Omit the pictures and return every entry exactly as written.

# Chart and figure data
◆ ◆ ◆ ◆

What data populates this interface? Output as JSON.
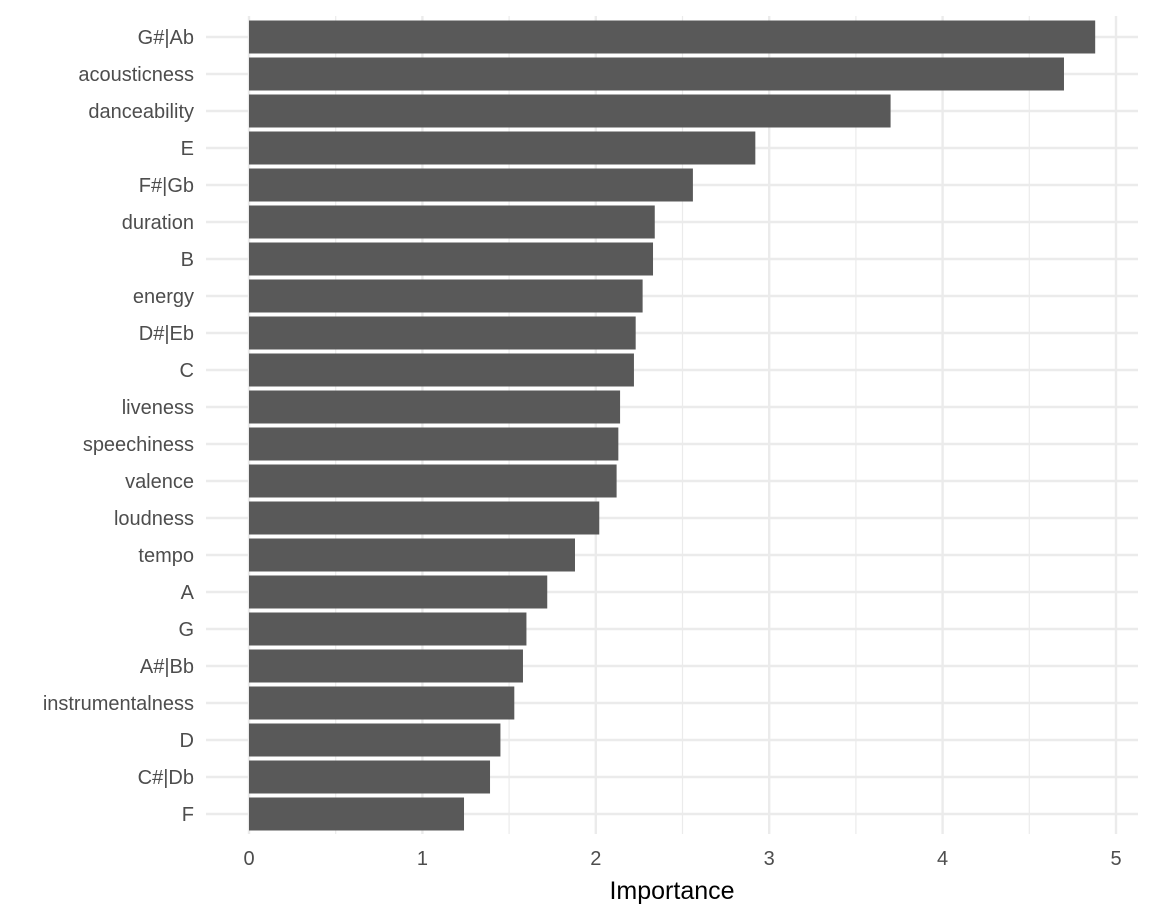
{
  "chart_data": {
    "type": "bar",
    "orientation": "horizontal",
    "categories": [
      "G#|Ab",
      "acousticness",
      "danceability",
      "E",
      "F#|Gb",
      "duration",
      "B",
      "energy",
      "D#|Eb",
      "C",
      "liveness",
      "speechiness",
      "valence",
      "loudness",
      "tempo",
      "A",
      "G",
      "A#|Bb",
      "instrumentalness",
      "D",
      "C#|Db",
      "F"
    ],
    "values": [
      4.88,
      4.7,
      3.7,
      2.92,
      2.56,
      2.34,
      2.33,
      2.27,
      2.23,
      2.22,
      2.14,
      2.13,
      2.12,
      2.02,
      1.88,
      1.72,
      1.6,
      1.58,
      1.53,
      1.45,
      1.39,
      1.24
    ],
    "xlabel": "Importance",
    "ylabel": "",
    "xlim": [
      0,
      5
    ],
    "xticks": [
      "0",
      "1",
      "2",
      "3",
      "4",
      "5"
    ],
    "grid": true,
    "bar_color": "#595959",
    "grid_color": "#ebebeb"
  }
}
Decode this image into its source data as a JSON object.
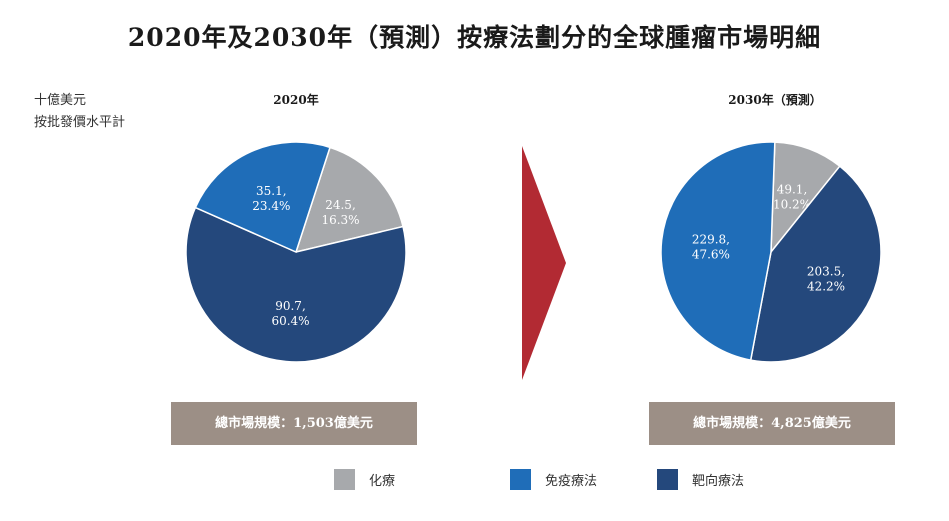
{
  "title": "2020年及2030年（預測）按療法劃分的全球腫瘤市場明細",
  "unit_lines": [
    "十億美元",
    "按批發價水平計"
  ],
  "colors": {
    "chemo": "#a7a9ac",
    "immuno": "#1f6db8",
    "targeted": "#24487c",
    "arrow": "#b22a33",
    "total_box": "#9c8f86"
  },
  "legend": [
    {
      "key": "chemo",
      "label": "化療"
    },
    {
      "key": "immuno",
      "label": "免疫療法"
    },
    {
      "key": "targeted",
      "label": "靶向療法"
    }
  ],
  "chart_data": [
    {
      "type": "pie",
      "title": "2020年",
      "total_label": "總市場規模：1,503億美元",
      "slices": [
        {
          "key": "chemo",
          "value": 24.5,
          "percent": 16.3,
          "label": "24.5,\n16.3%"
        },
        {
          "key": "targeted",
          "value": 90.7,
          "percent": 60.4,
          "label": "90.7,\n60.4%"
        },
        {
          "key": "immuno",
          "value": 35.1,
          "percent": 23.4,
          "label": "35.1,\n23.4%"
        }
      ]
    },
    {
      "type": "pie",
      "title": "2030年（預測）",
      "total_label": "總市場規模：4,825億美元",
      "slices": [
        {
          "key": "chemo",
          "value": 49.1,
          "percent": 10.2,
          "label": "49.1,\n10.2%"
        },
        {
          "key": "targeted",
          "value": 203.5,
          "percent": 42.2,
          "label": "203.5,\n42.2%"
        },
        {
          "key": "immuno",
          "value": 229.8,
          "percent": 47.6,
          "label": "229.8,\n47.6%"
        }
      ]
    }
  ]
}
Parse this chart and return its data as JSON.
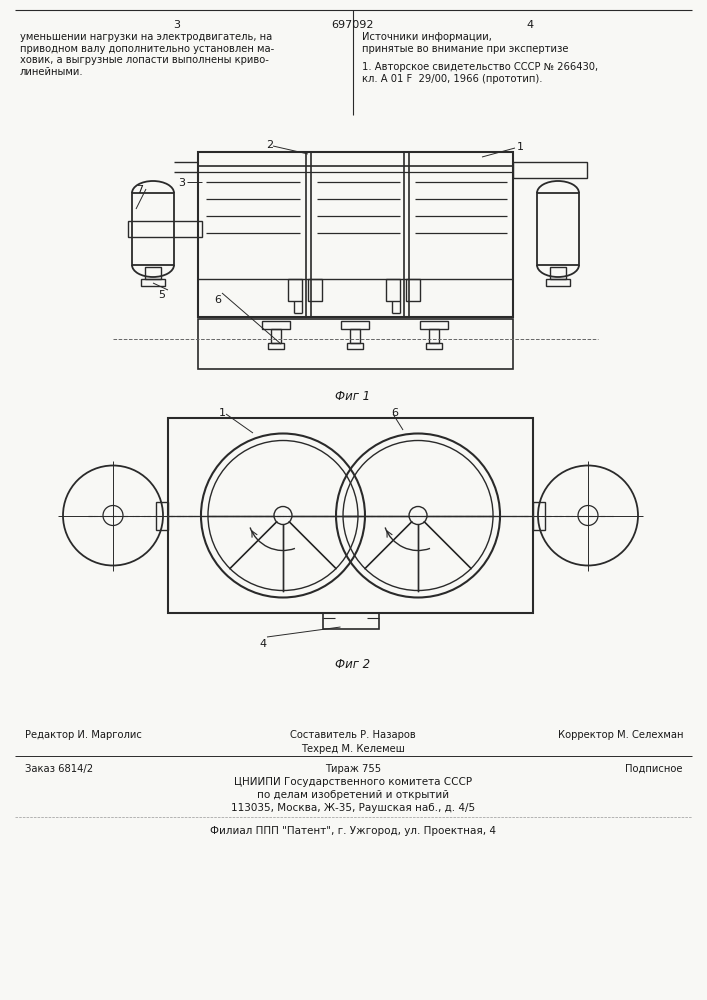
{
  "page_bg": "#f8f8f5",
  "fig_width": 7.07,
  "fig_height": 10.0,
  "dpi": 100,
  "header_number": "697092",
  "col3_label": "3",
  "col4_label": "4",
  "col3_text": "уменьшении нагрузки на электродвигатель, на\nприводном валу дополнительно установлен ма-\nховик, а выгрузные лопасти выполнены криво-\nлинейными.",
  "col4_text_title": "Источники информации,\nпринятые во внимание при экспертизе",
  "col4_text_body": "1. Авторское свидетельство СССР № 266430,\nкл. А 01 F  29/00, 1966 (прототип).",
  "fig1_caption": "Фиг 1",
  "fig2_caption": "Фиг 2",
  "footer_col1_row1": "Редактор И. Марголис",
  "footer_col2_row1": "Составитель Р. Назаров",
  "footer_col2_row2": "Техред М. Келемеш",
  "footer_col3_row1": "Корректор М. Селехман",
  "footer_row2_left": "Заказ 6814/2",
  "footer_row2_center": "Тираж 755",
  "footer_row2_right": "Подписное",
  "footer_cniipи1": "ЦНИИПИ Государственного комитета СССР",
  "footer_cniipи2": "по делам изобретений и открытий",
  "footer_cniipи3": "113035, Москва, Ж-35, Раушская наб., д. 4/5",
  "footer_filial": "Филиал ППП \"Патент\", г. Ужгород, ул. Проектная, 4",
  "line_color": "#2a2a2a",
  "text_color": "#1a1a1a"
}
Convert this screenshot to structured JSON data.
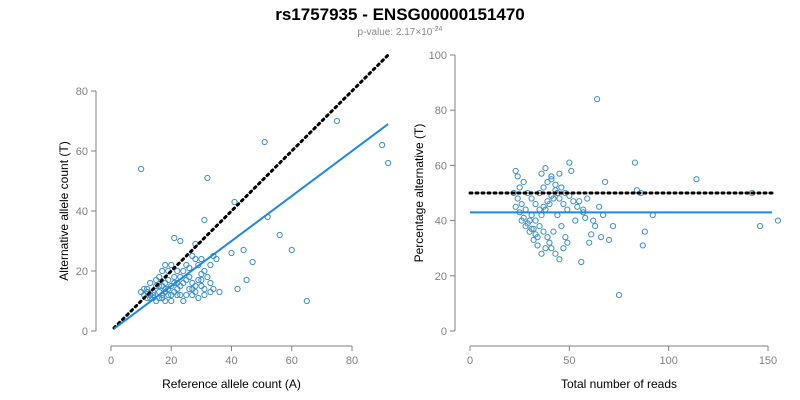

◆ ◆ ◆ ◆

# Result of the task
What data populates this interface? Output as JSON.
{
  "chart_data": {
    "type": "bar",
    "orientation": "horizontal",
    "categories": [
      "G#|Ab",
      "acousticness",
      "danceability",
      "E",
      "F#|Gb",
      "duration",
      "B",
      "energy",
      "D#|Eb",
      "C",
      "liveness",
      "speechiness",
      "valence",
      "loudness",
      "tempo",
      "A",
      "G",
      "A#|Bb",
      "instrumentalness",
      "D",
      "C#|Db",
      "F"
    ],
    "values": [
      4.88,
      4.7,
      3.7,
      2.92,
      2.56,
      2.34,
      2.33,
      2.27,
      2.23,
      2.22,
      2.14,
      2.13,
      2.12,
      2.02,
      1.88,
      1.72,
      1.6,
      1.58,
      1.53,
      1.45,
      1.39,
      1.24
    ],
    "xlabel": "Importance",
    "ylabel": "",
    "xlim": [
      0,
      5
    ],
    "xticks": [
      "0",
      "1",
      "2",
      "3",
      "4",
      "5"
    ],
    "grid": true,
    "bar_color": "#595959",
    "grid_color": "#ebebeb"
  }
}
Decode this image into its source data as a JSON object.
{
  "title": "2020年及2030年（預測）按療法劃分的全球腫瘤市場明細",
  "unit_lines": [
    "十億美元",
    "按批發價水平計"
  ],
  "colors": {
    "chemo": "#a7a9ac",
    "immuno": "#1f6db8",
    "targeted": "#24487c",
    "arrow": "#b22a33",
    "total_box": "#9c8f86"
  },
  "legend": [
    {
      "key": "chemo",
      "label": "化療"
    },
    {
      "key": "immuno",
      "label": "免疫療法"
    },
    {
      "key": "targeted",
      "label": "靶向療法"
    }
  ],
  "chart_data": [
    {
      "type": "pie",
      "title": "2020年",
      "total_label": "總市場規模：1,503億美元",
      "slices": [
        {
          "key": "chemo",
          "value": 24.5,
          "percent": 16.3,
          "label": "24.5,\n16.3%"
        },
        {
          "key": "targeted",
          "value": 90.7,
          "percent": 60.4,
          "label": "90.7,\n60.4%"
        },
        {
          "key": "immuno",
          "value": 35.1,
          "percent": 23.4,
          "label": "35.1,\n23.4%"
        }
      ]
    },
    {
      "type": "pie",
      "title": "2030年（預測）",
      "total_label": "總市場規模：4,825億美元",
      "slices": [
        {
          "key": "chemo",
          "value": 49.1,
          "percent": 10.2,
          "label": "49.1,\n10.2%"
        },
        {
          "key": "targeted",
          "value": 203.5,
          "percent": 42.2,
          "label": "203.5,\n42.2%"
        },
        {
          "key": "immuno",
          "value": 229.8,
          "percent": 47.6,
          "label": "229.8,\n47.6%"
        }
      ]
    }
  ]
}
Parse this chart and return its data as JSON.
{
  "page_bg": "#f8f8f5",
  "fig_width": 7.07,
  "fig_height": 10.0,
  "dpi": 100,
  "header_number": "697092",
  "col3_label": "3",
  "col4_label": "4",
  "col3_text": "уменьшении нагрузки на электродвигатель, на\nприводном валу дополнительно установлен ма-\nховик, а выгрузные лопасти выполнены криво-\nлинейными.",
  "col4_text_title": "Источники информации,\nпринятые во внимание при экспертизе",
  "col4_text_body": "1. Авторское свидетельство СССР № 266430,\nкл. А 01 F  29/00, 1966 (прототип).",
  "fig1_caption": "Фиг 1",
  "fig2_caption": "Фиг 2",
  "footer_col1_row1": "Редактор И. Марголис",
  "footer_col2_row1": "Составитель Р. Назаров",
  "footer_col2_row2": "Техред М. Келемеш",
  "footer_col3_row1": "Корректор М. Селехман",
  "footer_row2_left": "Заказ 6814/2",
  "footer_row2_center": "Тираж 755",
  "footer_row2_right": "Подписное",
  "footer_cniipи1": "ЦНИИПИ Государственного комитета СССР",
  "footer_cniipи2": "по делам изобретений и открытий",
  "footer_cniipи3": "113035, Москва, Ж-35, Раушская наб., д. 4/5",
  "footer_filial": "Филиал ППП \"Патент\", г. Ужгород, ул. Проектная, 4",
  "line_color": "#2a2a2a",
  "text_color": "#1a1a1a"
}
Convert this screenshot to structured JSON data.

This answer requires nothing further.